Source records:
--- --- ---
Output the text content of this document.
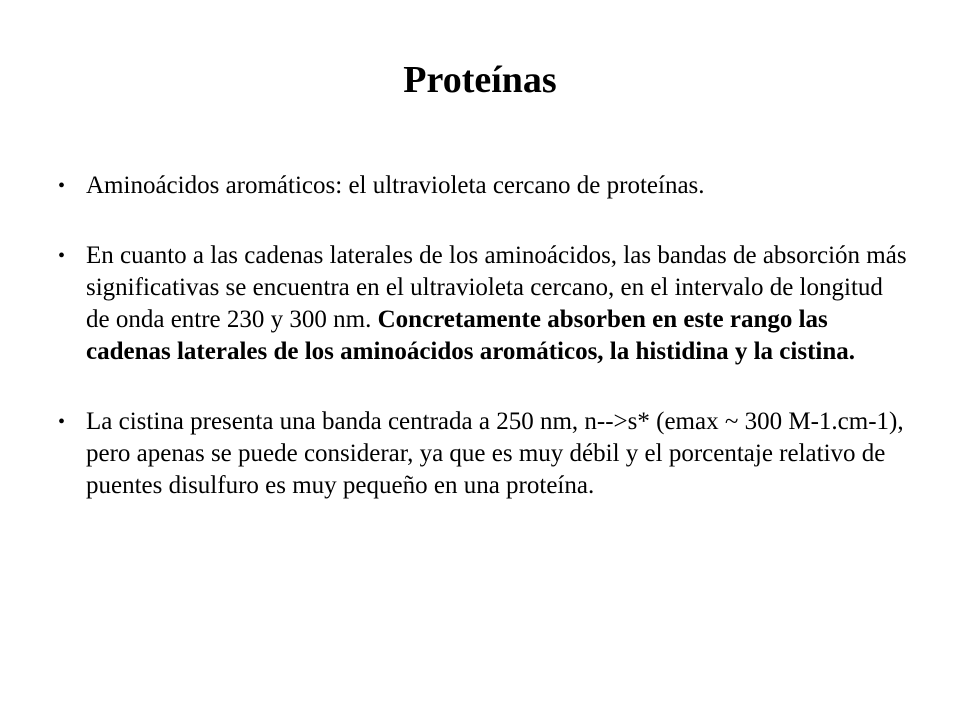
Proteínas
• Aminoácidos aromáticos: el ultravioleta cercano de proteínas.
• En cuanto a las cadenas laterales de los aminoácidos, las bandas de absorción más significativas se encuentra en el ultravioleta cercano, en el intervalo de longitud de onda entre 230 y 300 nm. Concretamente absorben en este rango las cadenas laterales de los aminoácidos aromáticos, la histidina y la cistina.
• La cistina presenta una banda centrada a 250 nm, n-->s* (emax ~ 300 M-1.cm-1), pero apenas se puede considerar, ya que es muy débil y el porcentaje relativo de puentes disulfuro es muy pequeño en una proteína.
--- --- ---
Job:
Restate the data above word for word. Do not include the images.

Result below:
Output the text content of this document.
Proteínas
• Aminoácidos aromáticos: el ultravioleta cercano de proteínas.
• En cuanto a las cadenas laterales de los aminoácidos, las bandas de absorción más significativas se encuentra en el ultravioleta cercano, en el intervalo de longitud de onda entre 230 y 300 nm. Concretamente absorben en este rango las cadenas laterales de los aminoácidos aromáticos, la histidina y la cistina.
• La cistina presenta una banda centrada a 250 nm, n-->s* (emax ~ 300 M-1.cm-1), pero apenas se puede considerar, ya que es muy débil y el porcentaje relativo de puentes disulfuro es muy pequeño en una proteína.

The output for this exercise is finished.